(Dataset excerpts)
------------------------------------
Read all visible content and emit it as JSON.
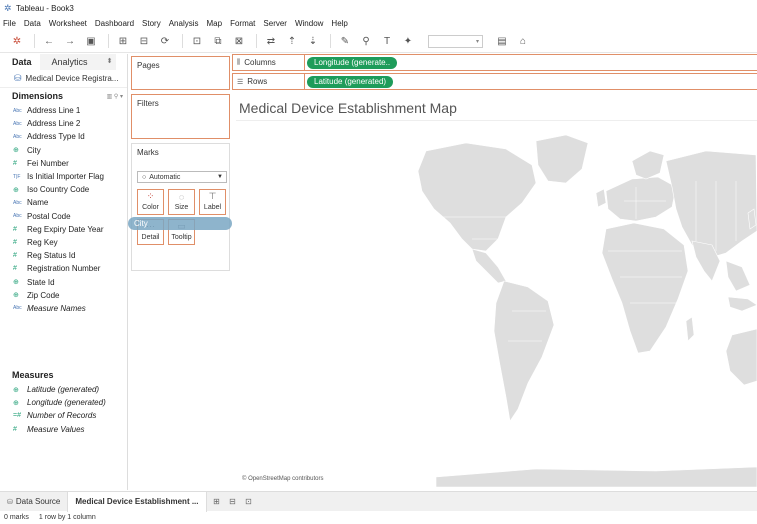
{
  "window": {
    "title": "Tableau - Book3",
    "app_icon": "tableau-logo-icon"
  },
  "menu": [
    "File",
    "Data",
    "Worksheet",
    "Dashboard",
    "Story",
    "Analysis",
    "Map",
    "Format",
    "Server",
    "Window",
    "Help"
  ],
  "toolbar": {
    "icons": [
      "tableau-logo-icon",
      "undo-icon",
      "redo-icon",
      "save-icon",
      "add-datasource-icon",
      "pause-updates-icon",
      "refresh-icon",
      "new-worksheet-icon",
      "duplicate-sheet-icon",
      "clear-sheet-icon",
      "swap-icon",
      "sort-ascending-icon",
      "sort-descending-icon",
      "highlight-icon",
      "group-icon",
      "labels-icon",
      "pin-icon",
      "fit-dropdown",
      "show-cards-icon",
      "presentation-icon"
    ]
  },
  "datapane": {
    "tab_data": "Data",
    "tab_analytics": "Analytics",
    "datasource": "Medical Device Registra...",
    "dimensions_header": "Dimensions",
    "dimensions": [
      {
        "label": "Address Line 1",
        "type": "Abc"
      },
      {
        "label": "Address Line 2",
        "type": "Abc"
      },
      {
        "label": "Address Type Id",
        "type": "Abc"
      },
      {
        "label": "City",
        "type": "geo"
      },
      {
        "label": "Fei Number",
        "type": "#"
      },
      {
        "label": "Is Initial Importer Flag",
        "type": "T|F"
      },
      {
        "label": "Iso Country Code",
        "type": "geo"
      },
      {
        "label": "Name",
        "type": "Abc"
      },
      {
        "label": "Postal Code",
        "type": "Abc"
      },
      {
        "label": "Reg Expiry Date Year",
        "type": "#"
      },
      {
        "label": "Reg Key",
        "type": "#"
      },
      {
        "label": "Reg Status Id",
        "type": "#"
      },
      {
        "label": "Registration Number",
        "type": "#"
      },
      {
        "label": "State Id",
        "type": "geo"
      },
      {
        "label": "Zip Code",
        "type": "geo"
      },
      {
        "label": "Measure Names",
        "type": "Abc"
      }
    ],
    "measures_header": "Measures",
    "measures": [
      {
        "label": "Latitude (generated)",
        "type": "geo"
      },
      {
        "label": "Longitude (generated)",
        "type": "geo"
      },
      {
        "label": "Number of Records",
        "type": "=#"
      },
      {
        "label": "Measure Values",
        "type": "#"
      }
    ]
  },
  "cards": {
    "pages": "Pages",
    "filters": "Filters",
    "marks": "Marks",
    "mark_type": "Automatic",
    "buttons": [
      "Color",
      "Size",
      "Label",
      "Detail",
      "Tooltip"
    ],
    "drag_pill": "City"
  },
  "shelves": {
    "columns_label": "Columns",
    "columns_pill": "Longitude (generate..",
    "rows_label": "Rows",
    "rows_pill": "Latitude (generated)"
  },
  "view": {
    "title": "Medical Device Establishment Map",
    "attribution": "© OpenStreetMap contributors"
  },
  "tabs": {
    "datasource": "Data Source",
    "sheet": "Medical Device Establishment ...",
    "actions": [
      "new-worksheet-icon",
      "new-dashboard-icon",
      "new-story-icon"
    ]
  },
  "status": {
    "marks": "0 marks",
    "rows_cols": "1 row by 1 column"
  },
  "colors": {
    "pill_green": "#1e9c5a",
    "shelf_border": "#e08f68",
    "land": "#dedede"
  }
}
------------------------------------
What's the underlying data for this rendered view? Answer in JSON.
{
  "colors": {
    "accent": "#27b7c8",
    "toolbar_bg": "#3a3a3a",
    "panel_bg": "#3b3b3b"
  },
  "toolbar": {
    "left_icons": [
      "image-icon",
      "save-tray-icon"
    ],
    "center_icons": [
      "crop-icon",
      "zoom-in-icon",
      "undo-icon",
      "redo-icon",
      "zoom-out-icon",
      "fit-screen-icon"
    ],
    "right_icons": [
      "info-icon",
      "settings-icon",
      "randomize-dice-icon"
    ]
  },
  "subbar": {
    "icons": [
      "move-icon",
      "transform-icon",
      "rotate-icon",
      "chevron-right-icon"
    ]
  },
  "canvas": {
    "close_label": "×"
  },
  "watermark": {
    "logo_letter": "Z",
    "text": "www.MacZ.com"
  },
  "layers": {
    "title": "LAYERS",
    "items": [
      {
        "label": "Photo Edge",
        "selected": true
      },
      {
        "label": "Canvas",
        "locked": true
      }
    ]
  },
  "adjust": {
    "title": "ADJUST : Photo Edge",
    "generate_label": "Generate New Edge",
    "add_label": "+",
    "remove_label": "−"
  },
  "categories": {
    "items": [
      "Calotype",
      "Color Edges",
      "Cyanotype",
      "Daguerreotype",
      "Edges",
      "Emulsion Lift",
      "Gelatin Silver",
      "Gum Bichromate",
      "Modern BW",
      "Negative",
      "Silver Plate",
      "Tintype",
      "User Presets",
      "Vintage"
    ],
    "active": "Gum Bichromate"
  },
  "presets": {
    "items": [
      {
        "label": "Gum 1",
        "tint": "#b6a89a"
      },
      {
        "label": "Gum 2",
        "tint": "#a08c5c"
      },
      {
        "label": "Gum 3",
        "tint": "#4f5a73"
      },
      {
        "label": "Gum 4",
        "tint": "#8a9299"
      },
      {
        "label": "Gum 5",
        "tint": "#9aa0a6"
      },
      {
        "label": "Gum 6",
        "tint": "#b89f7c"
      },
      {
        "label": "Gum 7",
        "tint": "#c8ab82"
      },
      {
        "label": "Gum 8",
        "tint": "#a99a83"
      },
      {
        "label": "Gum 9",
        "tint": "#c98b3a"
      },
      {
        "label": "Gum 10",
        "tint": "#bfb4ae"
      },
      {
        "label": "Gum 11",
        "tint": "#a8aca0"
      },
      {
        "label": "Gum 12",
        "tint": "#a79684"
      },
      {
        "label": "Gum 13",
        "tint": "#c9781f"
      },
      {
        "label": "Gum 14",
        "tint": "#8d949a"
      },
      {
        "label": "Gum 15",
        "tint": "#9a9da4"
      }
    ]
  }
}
------------------------------------
> **REQUIRED TASK**
Copy every line of the listing containing the string "generated".

> **PROBLEM SOLUTION**
        "label": "Latitude (generated)",
        "label": "Longitude (generated)",
    "rows_pill": "Latitude (generated)"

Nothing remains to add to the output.